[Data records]
● ● ●

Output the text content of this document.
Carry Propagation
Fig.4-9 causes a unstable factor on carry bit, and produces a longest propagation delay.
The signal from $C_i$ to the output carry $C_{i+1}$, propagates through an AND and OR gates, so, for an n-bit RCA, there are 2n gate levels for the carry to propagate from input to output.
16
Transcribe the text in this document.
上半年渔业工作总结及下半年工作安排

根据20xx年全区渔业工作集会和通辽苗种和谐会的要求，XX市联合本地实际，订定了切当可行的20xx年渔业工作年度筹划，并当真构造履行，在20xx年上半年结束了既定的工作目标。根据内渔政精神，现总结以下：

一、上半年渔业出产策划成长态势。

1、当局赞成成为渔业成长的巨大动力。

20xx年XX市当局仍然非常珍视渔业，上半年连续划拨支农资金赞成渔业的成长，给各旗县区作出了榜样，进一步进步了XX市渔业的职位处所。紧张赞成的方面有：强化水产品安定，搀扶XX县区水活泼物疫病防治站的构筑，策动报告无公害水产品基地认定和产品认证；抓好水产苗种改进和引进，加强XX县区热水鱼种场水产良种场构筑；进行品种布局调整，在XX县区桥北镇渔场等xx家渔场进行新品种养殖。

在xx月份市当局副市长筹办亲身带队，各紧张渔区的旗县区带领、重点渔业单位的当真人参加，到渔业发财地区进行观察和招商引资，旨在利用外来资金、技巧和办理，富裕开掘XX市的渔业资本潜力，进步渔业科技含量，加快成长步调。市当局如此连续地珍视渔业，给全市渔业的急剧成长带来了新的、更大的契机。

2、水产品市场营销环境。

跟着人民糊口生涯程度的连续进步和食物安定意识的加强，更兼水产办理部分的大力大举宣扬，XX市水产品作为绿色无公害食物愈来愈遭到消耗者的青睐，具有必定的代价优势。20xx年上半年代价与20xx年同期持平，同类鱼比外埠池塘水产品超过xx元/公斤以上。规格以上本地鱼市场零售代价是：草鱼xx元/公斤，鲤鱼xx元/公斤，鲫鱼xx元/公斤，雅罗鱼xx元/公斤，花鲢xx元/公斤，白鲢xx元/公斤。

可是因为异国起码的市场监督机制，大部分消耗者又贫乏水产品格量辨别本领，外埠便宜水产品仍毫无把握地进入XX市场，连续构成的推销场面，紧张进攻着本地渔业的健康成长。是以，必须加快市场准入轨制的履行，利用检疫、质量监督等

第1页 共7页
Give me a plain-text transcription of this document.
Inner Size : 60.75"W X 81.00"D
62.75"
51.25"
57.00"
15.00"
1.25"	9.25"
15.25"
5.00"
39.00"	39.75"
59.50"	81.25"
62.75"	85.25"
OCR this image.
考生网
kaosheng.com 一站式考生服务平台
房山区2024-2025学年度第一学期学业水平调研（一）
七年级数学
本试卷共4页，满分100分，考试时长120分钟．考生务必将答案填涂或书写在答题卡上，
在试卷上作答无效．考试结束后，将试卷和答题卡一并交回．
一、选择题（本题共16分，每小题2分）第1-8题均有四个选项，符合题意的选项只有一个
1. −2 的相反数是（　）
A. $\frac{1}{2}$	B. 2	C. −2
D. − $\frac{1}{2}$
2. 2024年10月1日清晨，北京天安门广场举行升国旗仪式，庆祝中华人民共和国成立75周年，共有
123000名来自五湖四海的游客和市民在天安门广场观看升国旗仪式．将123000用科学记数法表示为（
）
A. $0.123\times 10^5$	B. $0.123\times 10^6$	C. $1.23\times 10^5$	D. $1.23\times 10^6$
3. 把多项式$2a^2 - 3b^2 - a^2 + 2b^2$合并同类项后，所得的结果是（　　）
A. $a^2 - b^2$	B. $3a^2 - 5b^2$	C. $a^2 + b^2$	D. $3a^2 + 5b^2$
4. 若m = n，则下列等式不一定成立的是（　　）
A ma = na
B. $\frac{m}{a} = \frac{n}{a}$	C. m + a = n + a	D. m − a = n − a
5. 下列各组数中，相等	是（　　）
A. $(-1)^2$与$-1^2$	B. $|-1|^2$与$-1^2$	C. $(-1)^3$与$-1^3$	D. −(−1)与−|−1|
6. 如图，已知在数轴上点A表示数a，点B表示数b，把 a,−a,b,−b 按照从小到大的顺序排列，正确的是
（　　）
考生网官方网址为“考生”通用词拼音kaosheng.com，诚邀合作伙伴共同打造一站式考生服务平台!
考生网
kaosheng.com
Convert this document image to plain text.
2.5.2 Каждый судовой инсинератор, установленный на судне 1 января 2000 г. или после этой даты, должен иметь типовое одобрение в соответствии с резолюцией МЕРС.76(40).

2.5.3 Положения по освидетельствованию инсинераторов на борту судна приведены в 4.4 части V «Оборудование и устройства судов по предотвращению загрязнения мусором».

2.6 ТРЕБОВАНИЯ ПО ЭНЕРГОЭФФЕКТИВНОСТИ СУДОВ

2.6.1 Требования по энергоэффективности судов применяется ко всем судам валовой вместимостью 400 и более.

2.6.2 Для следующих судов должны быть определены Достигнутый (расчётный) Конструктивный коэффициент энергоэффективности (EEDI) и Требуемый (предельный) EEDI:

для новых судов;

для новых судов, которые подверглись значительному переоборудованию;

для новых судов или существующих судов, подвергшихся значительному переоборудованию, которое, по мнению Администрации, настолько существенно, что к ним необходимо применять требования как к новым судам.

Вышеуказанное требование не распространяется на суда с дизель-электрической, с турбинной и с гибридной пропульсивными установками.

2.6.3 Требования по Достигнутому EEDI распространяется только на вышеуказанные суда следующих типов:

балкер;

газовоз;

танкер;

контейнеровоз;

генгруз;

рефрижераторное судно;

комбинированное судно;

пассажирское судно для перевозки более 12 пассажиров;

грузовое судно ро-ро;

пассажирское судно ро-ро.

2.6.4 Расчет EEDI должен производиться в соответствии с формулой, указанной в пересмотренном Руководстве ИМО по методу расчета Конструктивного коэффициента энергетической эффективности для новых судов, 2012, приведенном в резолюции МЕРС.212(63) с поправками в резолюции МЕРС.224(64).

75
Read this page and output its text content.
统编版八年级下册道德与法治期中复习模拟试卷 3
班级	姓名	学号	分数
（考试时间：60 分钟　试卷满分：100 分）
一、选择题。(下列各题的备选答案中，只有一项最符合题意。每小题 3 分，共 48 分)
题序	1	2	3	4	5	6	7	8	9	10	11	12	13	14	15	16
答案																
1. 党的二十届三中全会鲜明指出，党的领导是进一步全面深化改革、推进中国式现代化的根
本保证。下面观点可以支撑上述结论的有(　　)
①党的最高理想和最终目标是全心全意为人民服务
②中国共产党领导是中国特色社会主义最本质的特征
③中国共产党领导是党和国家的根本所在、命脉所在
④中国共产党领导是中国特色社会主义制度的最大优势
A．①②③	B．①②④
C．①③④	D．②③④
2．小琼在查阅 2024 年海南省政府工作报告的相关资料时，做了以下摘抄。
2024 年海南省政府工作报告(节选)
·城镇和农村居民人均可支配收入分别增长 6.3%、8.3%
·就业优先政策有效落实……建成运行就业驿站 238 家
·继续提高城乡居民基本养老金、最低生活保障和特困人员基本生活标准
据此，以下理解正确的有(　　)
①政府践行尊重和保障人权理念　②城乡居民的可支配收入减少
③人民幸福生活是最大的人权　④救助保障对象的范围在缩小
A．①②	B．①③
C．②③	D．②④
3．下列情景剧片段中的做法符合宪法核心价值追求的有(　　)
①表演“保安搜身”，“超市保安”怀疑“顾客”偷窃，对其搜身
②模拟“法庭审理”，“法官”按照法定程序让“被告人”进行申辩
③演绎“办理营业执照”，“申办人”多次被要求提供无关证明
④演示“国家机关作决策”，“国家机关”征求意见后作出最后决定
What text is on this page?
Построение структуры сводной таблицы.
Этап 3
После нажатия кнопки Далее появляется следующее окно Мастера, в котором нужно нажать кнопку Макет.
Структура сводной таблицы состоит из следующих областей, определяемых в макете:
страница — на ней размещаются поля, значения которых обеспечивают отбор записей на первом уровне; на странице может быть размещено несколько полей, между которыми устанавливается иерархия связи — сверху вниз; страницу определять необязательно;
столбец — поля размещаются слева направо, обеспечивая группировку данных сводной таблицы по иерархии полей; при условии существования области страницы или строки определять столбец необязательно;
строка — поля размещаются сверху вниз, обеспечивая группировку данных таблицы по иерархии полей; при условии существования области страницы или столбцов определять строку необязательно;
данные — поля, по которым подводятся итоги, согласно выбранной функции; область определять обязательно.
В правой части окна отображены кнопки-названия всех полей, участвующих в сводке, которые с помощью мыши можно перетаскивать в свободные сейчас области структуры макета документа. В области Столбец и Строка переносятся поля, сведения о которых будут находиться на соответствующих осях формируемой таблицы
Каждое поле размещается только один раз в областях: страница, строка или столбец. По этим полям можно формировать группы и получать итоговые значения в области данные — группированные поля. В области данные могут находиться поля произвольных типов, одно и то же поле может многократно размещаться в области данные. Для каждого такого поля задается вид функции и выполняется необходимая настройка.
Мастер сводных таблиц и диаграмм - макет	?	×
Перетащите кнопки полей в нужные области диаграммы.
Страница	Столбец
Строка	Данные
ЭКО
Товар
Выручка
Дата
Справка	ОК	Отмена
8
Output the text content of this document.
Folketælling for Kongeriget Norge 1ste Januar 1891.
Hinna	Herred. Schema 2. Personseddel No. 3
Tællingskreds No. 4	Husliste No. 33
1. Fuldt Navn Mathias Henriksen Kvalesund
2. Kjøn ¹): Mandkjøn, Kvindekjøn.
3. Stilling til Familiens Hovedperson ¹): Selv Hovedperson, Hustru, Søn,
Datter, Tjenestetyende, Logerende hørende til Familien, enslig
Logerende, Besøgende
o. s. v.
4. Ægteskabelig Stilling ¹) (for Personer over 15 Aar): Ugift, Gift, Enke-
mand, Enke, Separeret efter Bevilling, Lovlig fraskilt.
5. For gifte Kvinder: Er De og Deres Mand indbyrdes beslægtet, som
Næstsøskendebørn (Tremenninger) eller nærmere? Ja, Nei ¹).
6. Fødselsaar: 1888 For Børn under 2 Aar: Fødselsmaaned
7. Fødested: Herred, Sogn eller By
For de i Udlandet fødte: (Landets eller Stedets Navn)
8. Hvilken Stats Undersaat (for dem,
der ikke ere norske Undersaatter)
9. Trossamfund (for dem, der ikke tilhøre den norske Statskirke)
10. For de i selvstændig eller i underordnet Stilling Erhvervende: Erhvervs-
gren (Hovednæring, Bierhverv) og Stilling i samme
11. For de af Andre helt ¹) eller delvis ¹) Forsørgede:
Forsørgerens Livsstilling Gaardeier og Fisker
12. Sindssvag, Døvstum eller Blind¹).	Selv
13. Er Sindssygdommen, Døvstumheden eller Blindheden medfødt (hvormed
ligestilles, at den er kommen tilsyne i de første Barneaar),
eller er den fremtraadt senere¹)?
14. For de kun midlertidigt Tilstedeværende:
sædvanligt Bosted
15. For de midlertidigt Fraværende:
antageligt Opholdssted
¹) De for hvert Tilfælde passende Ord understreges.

● ● ●

Aim of the task: Every line of the listing that holds "Logerende" should be found and copied.

Result below:
Datter, Tjenestetyende, Logerende hørende til Familien, enslig
Logerende, Besøgende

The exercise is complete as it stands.